### [THE INPUT]
-*-*-

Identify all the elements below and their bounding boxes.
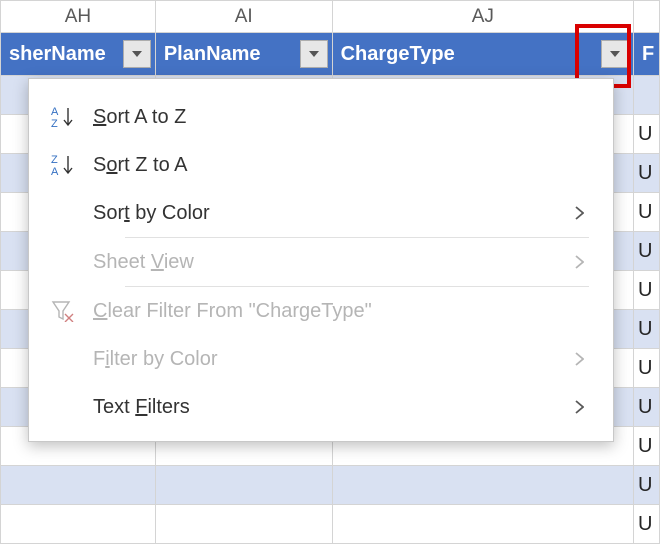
filter-button[interactable] <box>601 40 629 68</box>
table-row[interactable]: U <box>1 466 660 505</box>
clear-filter-icon <box>51 300 93 322</box>
submenu-arrow-icon <box>565 352 613 366</box>
col-letter[interactable] <box>634 1 660 33</box>
cell[interactable]: U <box>634 193 660 232</box>
chevron-down-icon <box>610 51 620 57</box>
sort-asc-icon: AZ <box>51 105 93 129</box>
header-cell[interactable]: ChargeType <box>332 33 633 76</box>
cell[interactable] <box>1 505 156 544</box>
menu-text-filters[interactable]: Text Filters <box>29 383 613 431</box>
svg-text:Z: Z <box>51 154 58 166</box>
menu-sheet-view: Sheet View <box>29 238 613 286</box>
filter-button[interactable] <box>300 40 328 68</box>
menu-label: Sheet View <box>93 251 565 274</box>
menu-clear-filter: Clear Filter From "ChargeType" <box>29 287 613 335</box>
menu-sort-color[interactable]: Sort by Color <box>29 189 613 237</box>
col-letter[interactable]: AJ <box>332 1 633 33</box>
cell[interactable]: U <box>634 427 660 466</box>
cell[interactable] <box>1 466 156 505</box>
cell[interactable]: U <box>634 232 660 271</box>
menu-label: Sort by Color <box>93 202 565 225</box>
menu-label: Sort A to Z <box>93 106 613 129</box>
cell[interactable] <box>155 466 332 505</box>
cell[interactable] <box>634 76 660 115</box>
cell[interactable]: U <box>634 271 660 310</box>
cell[interactable]: U <box>634 310 660 349</box>
menu-label: Text Filters <box>93 396 565 419</box>
menu-sort-desc[interactable]: ZA Sort Z to A <box>29 141 613 189</box>
filter-button[interactable] <box>123 40 151 68</box>
menu-filter-color: Filter by Color <box>29 335 613 383</box>
header-cell[interactable]: sherName <box>1 33 156 76</box>
chevron-down-icon <box>309 51 319 57</box>
submenu-arrow-icon <box>565 255 613 269</box>
cell[interactable] <box>332 466 633 505</box>
svg-text:A: A <box>51 106 59 118</box>
header-cell[interactable]: F <box>634 33 660 76</box>
cell[interactable]: U <box>634 388 660 427</box>
menu-label: Filter by Color <box>93 348 565 371</box>
filter-dropdown-menu: AZ Sort A to Z ZA Sort Z to A Sort by Co… <box>28 78 614 442</box>
column-letter-row[interactable]: AH AI AJ <box>1 1 660 33</box>
menu-label: Sort Z to A <box>93 154 613 177</box>
col-letter[interactable]: AH <box>1 1 156 33</box>
cell[interactable] <box>155 505 332 544</box>
cell[interactable]: U <box>634 466 660 505</box>
col-letter[interactable]: AI <box>155 1 332 33</box>
menu-label: Clear Filter From "ChargeType" <box>93 300 613 323</box>
header-label: ChargeType <box>341 43 455 65</box>
table-header-row: sherName PlanName ChargeType F <box>1 33 660 76</box>
table-row[interactable]: U <box>1 505 660 544</box>
submenu-arrow-icon <box>565 206 613 220</box>
cell[interactable] <box>332 505 633 544</box>
svg-text:Z: Z <box>51 118 58 129</box>
header-cell[interactable]: PlanName <box>155 33 332 76</box>
header-label: F <box>642 43 654 65</box>
menu-sort-asc[interactable]: AZ Sort A to Z <box>29 93 613 141</box>
header-label: sherName <box>9 43 106 65</box>
sort-desc-icon: ZA <box>51 153 93 177</box>
submenu-arrow-icon <box>565 400 613 414</box>
chevron-down-icon <box>132 51 142 57</box>
cell[interactable]: U <box>634 154 660 193</box>
header-label: PlanName <box>164 43 261 65</box>
cell[interactable]: U <box>634 349 660 388</box>
svg-text:A: A <box>51 166 59 177</box>
cell[interactable]: U <box>634 505 660 544</box>
cell[interactable]: U <box>634 115 660 154</box>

-*-*-

### [PROBLEM]
Copy out every line of the entries above verbatim, omitting the pictures.

### [RESPONSE FOR THIS EXERCISE]
Identify all the elements below and their bounding boxes.
filter-button[interactable] <box>601 40 629 68</box>
table-row[interactable]: U <box>1 466 660 505</box>
clear-filter-icon <box>51 300 93 322</box>
submenu-arrow-icon <box>565 352 613 366</box>
col-letter[interactable] <box>634 1 660 33</box>
cell[interactable]: U <box>634 193 660 232</box>
chevron-down-icon <box>610 51 620 57</box>
sort-asc-icon: AZ <box>51 105 93 129</box>
header-cell[interactable]: ChargeType <box>332 33 633 76</box>
cell[interactable] <box>1 505 156 544</box>
menu-text-filters[interactable]: Text Filters <box>29 383 613 431</box>
svg-text:Z: Z <box>51 154 58 166</box>
menu-sheet-view: Sheet View <box>29 238 613 286</box>
filter-button[interactable] <box>300 40 328 68</box>
menu-label: Sheet View <box>93 251 565 274</box>
menu-clear-filter: Clear Filter From "ChargeType" <box>29 287 613 335</box>
menu-sort-color[interactable]: Sort by Color <box>29 189 613 237</box>
col-letter[interactable]: AJ <box>332 1 633 33</box>
cell[interactable]: U <box>634 427 660 466</box>
cell[interactable] <box>1 466 156 505</box>
cell[interactable]: U <box>634 232 660 271</box>
menu-label: Sort by Color <box>93 202 565 225</box>
menu-label: Sort A to Z <box>93 106 613 129</box>
cell[interactable] <box>155 466 332 505</box>
cell[interactable] <box>634 76 660 115</box>
cell[interactable]: U <box>634 271 660 310</box>
cell[interactable]: U <box>634 310 660 349</box>
menu-label: Text Filters <box>93 396 565 419</box>
menu-sort-desc[interactable]: ZA Sort Z to A <box>29 141 613 189</box>
filter-button[interactable] <box>123 40 151 68</box>
menu-filter-color: Filter by Color <box>29 335 613 383</box>
header-cell[interactable]: sherName <box>1 33 156 76</box>
chevron-down-icon <box>309 51 319 57</box>
submenu-arrow-icon <box>565 255 613 269</box>
cell[interactable] <box>332 466 633 505</box>
svg-text:A: A <box>51 106 59 118</box>
header-cell[interactable]: F <box>634 33 660 76</box>
cell[interactable]: U <box>634 388 660 427</box>
menu-label: Filter by Color <box>93 348 565 371</box>
filter-dropdown-menu: AZ Sort A to Z ZA Sort Z to A Sort by Co… <box>28 78 614 442</box>
column-letter-row[interactable]: AH AI AJ <box>1 1 660 33</box>
menu-label: Sort Z to A <box>93 154 613 177</box>
col-letter[interactable]: AH <box>1 1 156 33</box>
cell[interactable] <box>155 505 332 544</box>
cell[interactable]: U <box>634 466 660 505</box>
col-letter[interactable]: AI <box>155 1 332 33</box>
menu-label: Clear Filter From "ChargeType" <box>93 300 613 323</box>
header-label: ChargeType <box>341 43 455 65</box>
table-header-row: sherName PlanName ChargeType F <box>1 33 660 76</box>
table-row[interactable]: U <box>1 505 660 544</box>
submenu-arrow-icon <box>565 206 613 220</box>
cell[interactable] <box>332 505 633 544</box>
svg-text:Z: Z <box>51 118 58 129</box>
header-cell[interactable]: PlanName <box>155 33 332 76</box>
header-label: F <box>642 43 654 65</box>
menu-sort-asc[interactable]: AZ Sort A to Z <box>29 93 613 141</box>
header-label: sherName <box>9 43 106 65</box>
sort-desc-icon: ZA <box>51 153 93 177</box>
submenu-arrow-icon <box>565 400 613 414</box>
chevron-down-icon <box>132 51 142 57</box>
cell[interactable]: U <box>634 154 660 193</box>
header-label: PlanName <box>164 43 261 65</box>
cell[interactable]: U <box>634 349 660 388</box>
svg-text:A: A <box>51 166 59 177</box>
cell[interactable]: U <box>634 505 660 544</box>
cell[interactable]: U <box>634 115 660 154</box>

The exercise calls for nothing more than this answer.